» Written problem
Any picture among the records should be left out, please; retype the rest exactly.
— start of Provided data —
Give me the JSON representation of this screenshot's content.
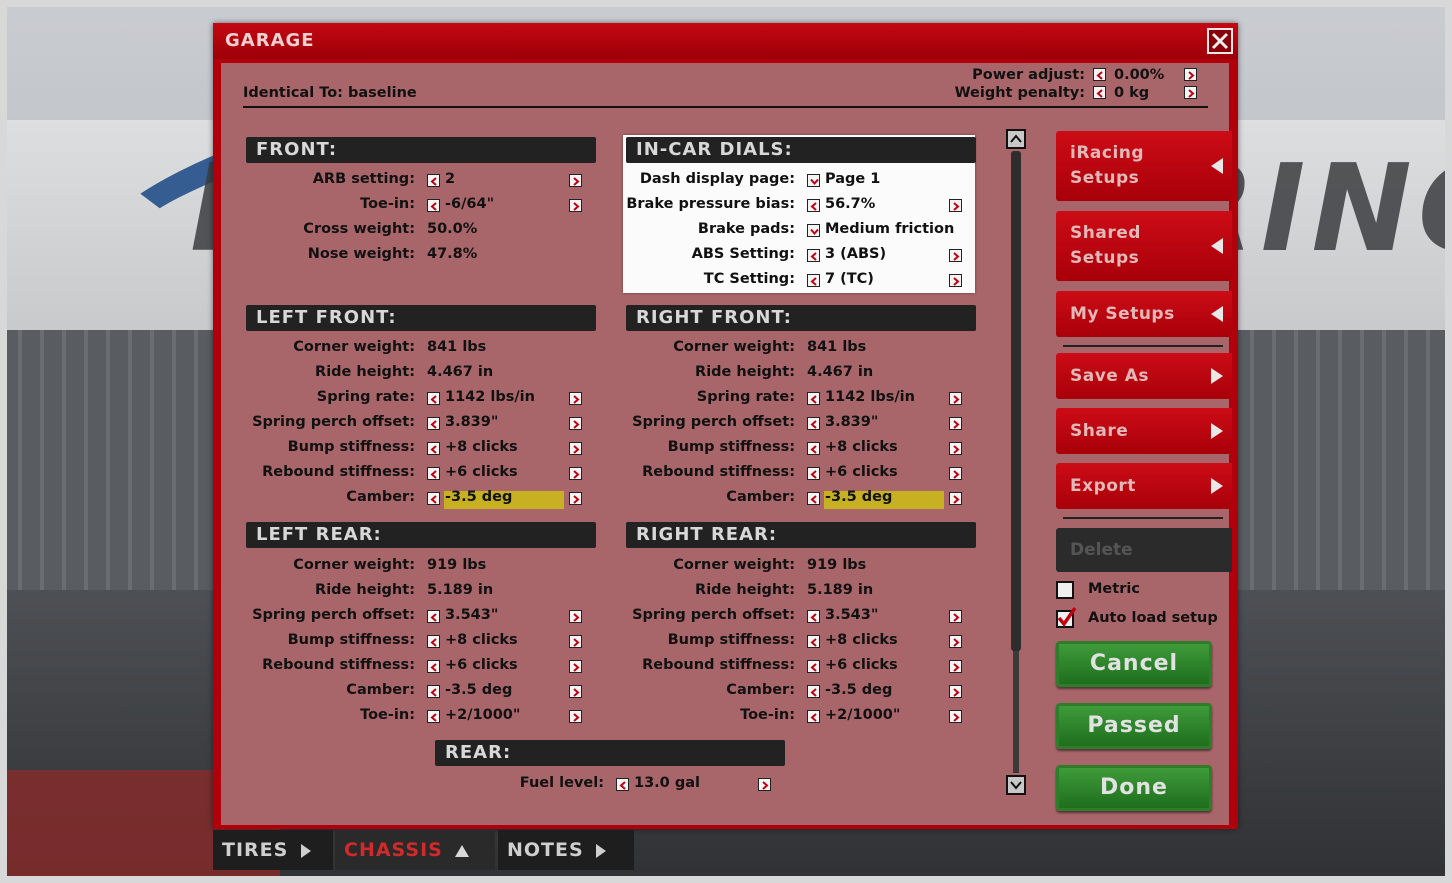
{
  "window": {
    "title": "GARAGE"
  },
  "header": {
    "identical_to": "Identical To: baseline",
    "power_adjust_label": "Power adjust:",
    "power_adjust_value": "0.00%",
    "weight_penalty_label": "Weight penalty:",
    "weight_penalty_value": "0 kg"
  },
  "front": {
    "title": "FRONT:",
    "rows": [
      {
        "label": "ARB setting:",
        "value": "2"
      },
      {
        "label": "Toe-in:",
        "value": "-6/64\""
      },
      {
        "label": "Cross weight:",
        "value": "50.0%"
      },
      {
        "label": "Nose weight:",
        "value": "47.8%"
      }
    ]
  },
  "dials": {
    "title": "IN-CAR DIALS:",
    "rows": [
      {
        "label": "Dash display page:",
        "value": "Page 1"
      },
      {
        "label": "Brake pressure bias:",
        "value": "56.7%"
      },
      {
        "label": "Brake pads:",
        "value": "Medium friction"
      },
      {
        "label": "ABS Setting:",
        "value": "3 (ABS)"
      },
      {
        "label": "TC Setting:",
        "value": "7 (TC)"
      }
    ]
  },
  "left_front": {
    "title": "LEFT FRONT:",
    "rows": [
      {
        "label": "Corner weight:",
        "value": "841 lbs"
      },
      {
        "label": "Ride height:",
        "value": "4.467 in"
      },
      {
        "label": "Spring rate:",
        "value": "1142 lbs/in"
      },
      {
        "label": "Spring perch offset:",
        "value": "3.839\""
      },
      {
        "label": "Bump stiffness:",
        "value": "+8 clicks"
      },
      {
        "label": "Rebound stiffness:",
        "value": "+6 clicks"
      },
      {
        "label": "Camber:",
        "value": "-3.5 deg"
      }
    ]
  },
  "right_front": {
    "title": "RIGHT FRONT:",
    "rows": [
      {
        "label": "Corner weight:",
        "value": "841 lbs"
      },
      {
        "label": "Ride height:",
        "value": "4.467 in"
      },
      {
        "label": "Spring rate:",
        "value": "1142 lbs/in"
      },
      {
        "label": "Spring perch offset:",
        "value": "3.839\""
      },
      {
        "label": "Bump stiffness:",
        "value": "+8 clicks"
      },
      {
        "label": "Rebound stiffness:",
        "value": "+6 clicks"
      },
      {
        "label": "Camber:",
        "value": "-3.5 deg"
      }
    ]
  },
  "left_rear": {
    "title": "LEFT REAR:",
    "rows": [
      {
        "label": "Corner weight:",
        "value": "919 lbs"
      },
      {
        "label": "Ride height:",
        "value": "5.189 in"
      },
      {
        "label": "Spring perch offset:",
        "value": "3.543\""
      },
      {
        "label": "Bump stiffness:",
        "value": "+8 clicks"
      },
      {
        "label": "Rebound stiffness:",
        "value": "+6 clicks"
      },
      {
        "label": "Camber:",
        "value": "-3.5 deg"
      },
      {
        "label": "Toe-in:",
        "value": "+2/1000\""
      }
    ]
  },
  "right_rear": {
    "title": "RIGHT REAR:",
    "rows": [
      {
        "label": "Corner weight:",
        "value": "919 lbs"
      },
      {
        "label": "Ride height:",
        "value": "5.189 in"
      },
      {
        "label": "Spring perch offset:",
        "value": "3.543\""
      },
      {
        "label": "Bump stiffness:",
        "value": "+8 clicks"
      },
      {
        "label": "Rebound stiffness:",
        "value": "+6 clicks"
      },
      {
        "label": "Camber:",
        "value": "-3.5 deg"
      },
      {
        "label": "Toe-in:",
        "value": "+2/1000\""
      }
    ]
  },
  "rear": {
    "title": "REAR:",
    "fuel_label": "Fuel level:",
    "fuel_value": "13.0 gal"
  },
  "sidebar": {
    "iracing_setups_l1": "iRacing",
    "iracing_setups_l2": "Setups",
    "shared_setups_l1": "Shared",
    "shared_setups_l2": "Setups",
    "my_setups": "My Setups",
    "save_as": "Save As",
    "share": "Share",
    "export": "Export",
    "delete": "Delete",
    "metric": "Metric",
    "auto_load": "Auto load setup",
    "cancel": "Cancel",
    "passed": "Passed",
    "done": "Done"
  },
  "tabs": {
    "tires": "TIRES",
    "chassis": "CHASSIS",
    "notes": "NOTES"
  },
  "background": {
    "track_text": "HOCKENHEIMRING"
  },
  "colors": {
    "window_red": "#b0000c",
    "highlight": "#c7b122",
    "green": "#2d7d2a"
  }
}
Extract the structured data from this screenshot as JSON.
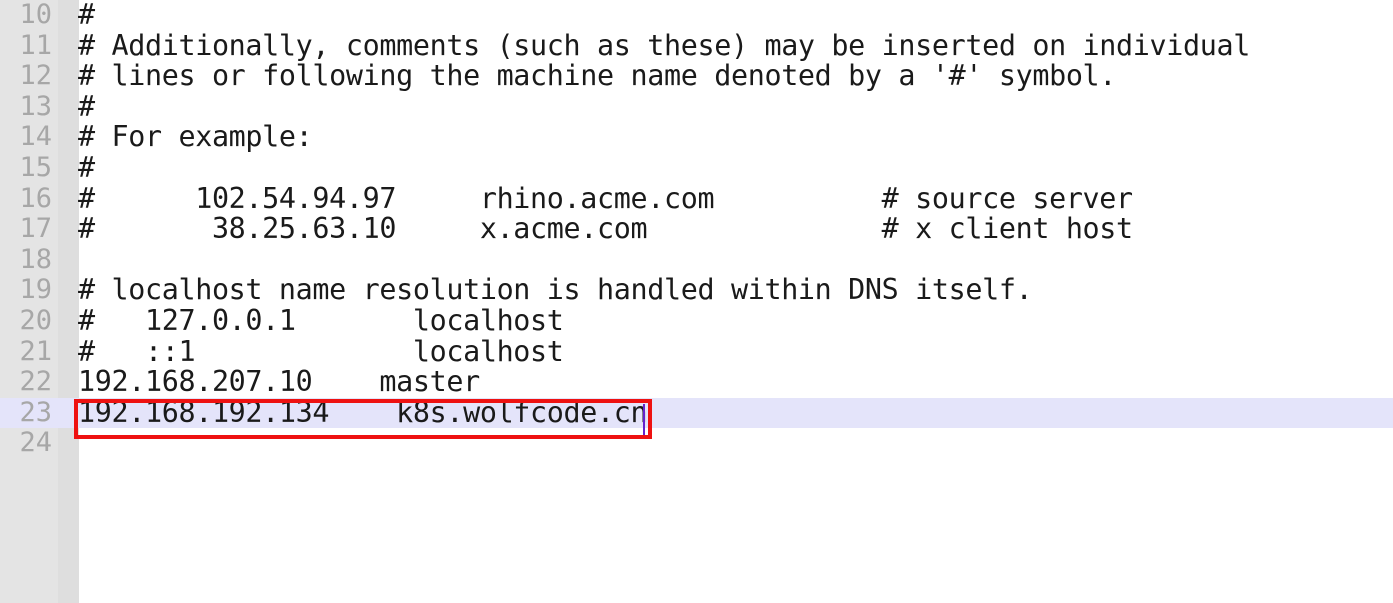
— end of Provided data —
» Solution for this exercise
Give me the JSON representation of this screenshot's content.
{
  "window": {
    "title": "GARAGE"
  },
  "header": {
    "identical_to": "Identical To: baseline",
    "power_adjust_label": "Power adjust:",
    "power_adjust_value": "0.00%",
    "weight_penalty_label": "Weight penalty:",
    "weight_penalty_value": "0 kg"
  },
  "front": {
    "title": "FRONT:",
    "rows": [
      {
        "label": "ARB setting:",
        "value": "2"
      },
      {
        "label": "Toe-in:",
        "value": "-6/64\""
      },
      {
        "label": "Cross weight:",
        "value": "50.0%"
      },
      {
        "label": "Nose weight:",
        "value": "47.8%"
      }
    ]
  },
  "dials": {
    "title": "IN-CAR DIALS:",
    "rows": [
      {
        "label": "Dash display page:",
        "value": "Page 1"
      },
      {
        "label": "Brake pressure bias:",
        "value": "56.7%"
      },
      {
        "label": "Brake pads:",
        "value": "Medium friction"
      },
      {
        "label": "ABS Setting:",
        "value": "3 (ABS)"
      },
      {
        "label": "TC Setting:",
        "value": "7 (TC)"
      }
    ]
  },
  "left_front": {
    "title": "LEFT FRONT:",
    "rows": [
      {
        "label": "Corner weight:",
        "value": "841 lbs"
      },
      {
        "label": "Ride height:",
        "value": "4.467 in"
      },
      {
        "label": "Spring rate:",
        "value": "1142 lbs/in"
      },
      {
        "label": "Spring perch offset:",
        "value": "3.839\""
      },
      {
        "label": "Bump stiffness:",
        "value": "+8 clicks"
      },
      {
        "label": "Rebound stiffness:",
        "value": "+6 clicks"
      },
      {
        "label": "Camber:",
        "value": "-3.5 deg"
      }
    ]
  },
  "right_front": {
    "title": "RIGHT FRONT:",
    "rows": [
      {
        "label": "Corner weight:",
        "value": "841 lbs"
      },
      {
        "label": "Ride height:",
        "value": "4.467 in"
      },
      {
        "label": "Spring rate:",
        "value": "1142 lbs/in"
      },
      {
        "label": "Spring perch offset:",
        "value": "3.839\""
      },
      {
        "label": "Bump stiffness:",
        "value": "+8 clicks"
      },
      {
        "label": "Rebound stiffness:",
        "value": "+6 clicks"
      },
      {
        "label": "Camber:",
        "value": "-3.5 deg"
      }
    ]
  },
  "left_rear": {
    "title": "LEFT REAR:",
    "rows": [
      {
        "label": "Corner weight:",
        "value": "919 lbs"
      },
      {
        "label": "Ride height:",
        "value": "5.189 in"
      },
      {
        "label": "Spring perch offset:",
        "value": "3.543\""
      },
      {
        "label": "Bump stiffness:",
        "value": "+8 clicks"
      },
      {
        "label": "Rebound stiffness:",
        "value": "+6 clicks"
      },
      {
        "label": "Camber:",
        "value": "-3.5 deg"
      },
      {
        "label": "Toe-in:",
        "value": "+2/1000\""
      }
    ]
  },
  "right_rear": {
    "title": "RIGHT REAR:",
    "rows": [
      {
        "label": "Corner weight:",
        "value": "919 lbs"
      },
      {
        "label": "Ride height:",
        "value": "5.189 in"
      },
      {
        "label": "Spring perch offset:",
        "value": "3.543\""
      },
      {
        "label": "Bump stiffness:",
        "value": "+8 clicks"
      },
      {
        "label": "Rebound stiffness:",
        "value": "+6 clicks"
      },
      {
        "label": "Camber:",
        "value": "-3.5 deg"
      },
      {
        "label": "Toe-in:",
        "value": "+2/1000\""
      }
    ]
  },
  "rear": {
    "title": "REAR:",
    "fuel_label": "Fuel level:",
    "fuel_value": "13.0 gal"
  },
  "sidebar": {
    "iracing_setups_l1": "iRacing",
    "iracing_setups_l2": "Setups",
    "shared_setups_l1": "Shared",
    "shared_setups_l2": "Setups",
    "my_setups": "My Setups",
    "save_as": "Save As",
    "share": "Share",
    "export": "Export",
    "delete": "Delete",
    "metric": "Metric",
    "auto_load": "Auto load setup",
    "cancel": "Cancel",
    "passed": "Passed",
    "done": "Done"
  },
  "tabs": {
    "tires": "TIRES",
    "chassis": "CHASSIS",
    "notes": "NOTES"
  },
  "background": {
    "track_text": "HOCKENHEIMRING"
  },
  "colors": {
    "window_red": "#b0000c",
    "highlight": "#c7b122",
    "green": "#2d7d2a"
  }
}
Extract the structured data from this screenshot as JSON.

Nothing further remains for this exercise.